▸ **Challenge**:
What number of lines hold the word "coverage"? State that number and nothing besides.

# start of Records provided

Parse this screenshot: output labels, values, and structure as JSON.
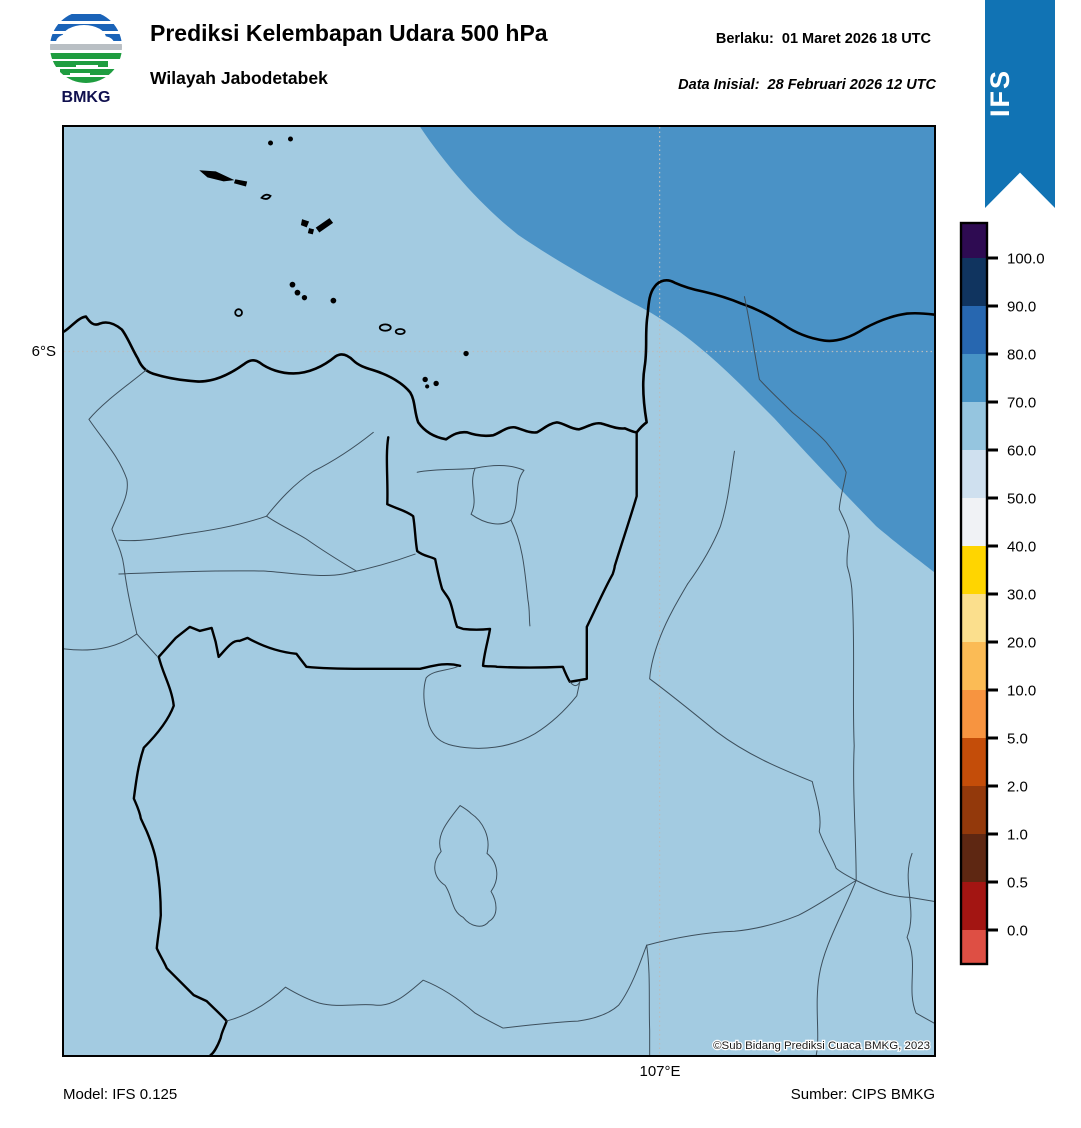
{
  "header": {
    "title": "Prediksi Kelembapan Udara 500 hPa",
    "subtitle": "Wilayah Jabodetabek",
    "valid_label": "Berlaku:",
    "valid_value": "01 Maret 2026 18 UTC",
    "init_label": "Data Inisial:",
    "init_value": "28 Februari 2026 12 UTC",
    "logo_caption": "BMKG",
    "ribbon_label": "IFS",
    "ribbon_color": "#1173b4"
  },
  "axes": {
    "lat_tick": "6°S",
    "lon_tick": "107°E"
  },
  "map": {
    "copyright": "©Sub Bidang Prediksi Cuaca BMKG, 2023",
    "field_colors": {
      "band_60_70": "#a3cbe1",
      "band_70_80": "#4a92c6"
    }
  },
  "colorbar": {
    "tick_labels": [
      "100.0",
      "90.0",
      "80.0",
      "70.0",
      "60.0",
      "50.0",
      "40.0",
      "30.0",
      "20.0",
      "10.0",
      "5.0",
      "2.0",
      "1.0",
      "0.5",
      "0.0"
    ],
    "segment_colors": [
      "#2e0b52",
      "#10345f",
      "#2767b0",
      "#4793c5",
      "#95c5df",
      "#cfe0ef",
      "#f0f2f5",
      "#ffd500",
      "#fbdf8d",
      "#fbbb55",
      "#f79440",
      "#c44d09",
      "#93390b",
      "#5e2712",
      "#a31512",
      "#de4f44"
    ]
  },
  "footer": {
    "model": "Model: IFS 0.125",
    "source": "Sumber: CIPS BMKG"
  },
  "chart_data": {
    "type": "heatmap",
    "title": "Prediksi Kelembapan Udara 500 hPa",
    "region": "Wilayah Jabodetabek",
    "valid_time": "01 Maret 2026 18 UTC",
    "initial_time": "28 Februari 2026 12 UTC",
    "model": "IFS 0.125",
    "source": "CIPS BMKG",
    "scale_ticks": [
      100.0,
      90.0,
      80.0,
      70.0,
      60.0,
      50.0,
      40.0,
      30.0,
      20.0,
      10.0,
      5.0,
      2.0,
      1.0,
      0.5,
      0.0
    ],
    "field_regions": [
      {
        "band": "60-70",
        "color": "#a3cbe1",
        "coverage": "most of the map domain"
      },
      {
        "band": "70-80",
        "color": "#4a92c6",
        "coverage": "northeast quadrant, diagonal boundary from top edge to right edge"
      }
    ],
    "lat_gridline": "6°S",
    "lon_gridline": "107°E"
  }
}
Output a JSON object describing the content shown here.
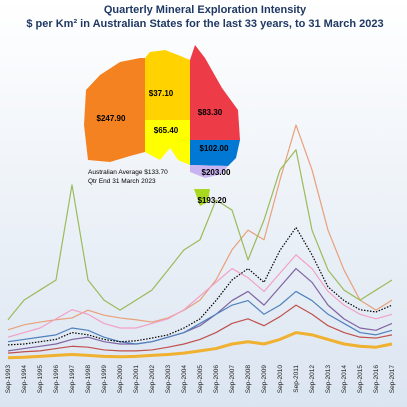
{
  "chart_data": {
    "type": "line",
    "title": "Quarterly Mineral Exploration Intensity",
    "subtitle": "$ per Km² in Australian States for the last 33 years, to 31 March 2023",
    "categories": [
      "Sep-1993",
      "Sep-1994",
      "Sep-1995",
      "Sep-1996",
      "Sep-1997",
      "Sep-1998",
      "Sep-1999",
      "Sep-2000",
      "Sep-2001",
      "Sep-2002",
      "Sep-2003",
      "Sep-2004",
      "Sep-2005",
      "Sep-2006",
      "Sep-2007",
      "Sep-2008",
      "Sep-2009",
      "Sep-2010",
      "Sep-2011",
      "Sep-2012",
      "Sep-2013",
      "Sep-2014",
      "Sep-2015",
      "Sep-2016",
      "Sep-2017"
    ],
    "ylim": [
      0,
      700
    ],
    "series": [
      {
        "color": "#e8a07a",
        "values": [
          66,
          77,
          83,
          88,
          92,
          109,
          98,
          92,
          88,
          83,
          92,
          109,
          131,
          175,
          241,
          284,
          263,
          394,
          514,
          416,
          284,
          197,
          131,
          109,
          131
        ]
      },
      {
        "color": "#9bbb59",
        "values": [
          88,
          131,
          153,
          175,
          383,
          175,
          131,
          109,
          131,
          153,
          197,
          241,
          263,
          350,
          328,
          219,
          306,
          416,
          460,
          284,
          197,
          153,
          131,
          153,
          175
        ]
      },
      {
        "color": "#f2a0c8",
        "values": [
          50,
          60,
          70,
          90,
          110,
          100,
          80,
          70,
          70,
          80,
          90,
          110,
          140,
          170,
          200,
          180,
          150,
          190,
          230,
          200,
          150,
          120,
          100,
          90,
          100
        ]
      },
      {
        "color": "#8064a2",
        "values": [
          20,
          25,
          30,
          35,
          45,
          50,
          40,
          35,
          35,
          40,
          50,
          60,
          75,
          100,
          130,
          150,
          120,
          160,
          200,
          170,
          120,
          90,
          70,
          65,
          80
        ]
      },
      {
        "color": "#4f81bd",
        "values": [
          40,
          45,
          50,
          55,
          70,
          65,
          50,
          40,
          35,
          40,
          50,
          60,
          80,
          100,
          120,
          130,
          100,
          120,
          150,
          130,
          100,
          80,
          60,
          55,
          65
        ]
      },
      {
        "color": "#c0504d",
        "values": [
          15,
          18,
          20,
          25,
          30,
          28,
          22,
          20,
          20,
          22,
          28,
          35,
          45,
          60,
          80,
          90,
          75,
          95,
          120,
          100,
          75,
          60,
          50,
          48,
          55
        ]
      },
      {
        "color": "#f0b030",
        "values": [
          5,
          6,
          8,
          10,
          12,
          10,
          8,
          7,
          8,
          10,
          12,
          15,
          20,
          25,
          35,
          40,
          35,
          45,
          60,
          55,
          45,
          35,
          30,
          28,
          35
        ]
      },
      {
        "color": "#000000",
        "dash": true,
        "values": [
          33,
          35,
          40,
          45,
          60,
          55,
          45,
          40,
          42,
          48,
          55,
          70,
          90,
          130,
          175,
          200,
          170,
          240,
          290,
          230,
          160,
          130,
          110,
          105,
          120
        ]
      }
    ],
    "annotations": [
      "$247.90",
      "$37.10",
      "$83.30",
      "$65.40",
      "$102.00",
      "$203.00",
      "$193.20",
      "Australian Average $133.70",
      "Qtr End 31 March 2023"
    ]
  }
}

# end of Records provided

▸ **Reply**:
2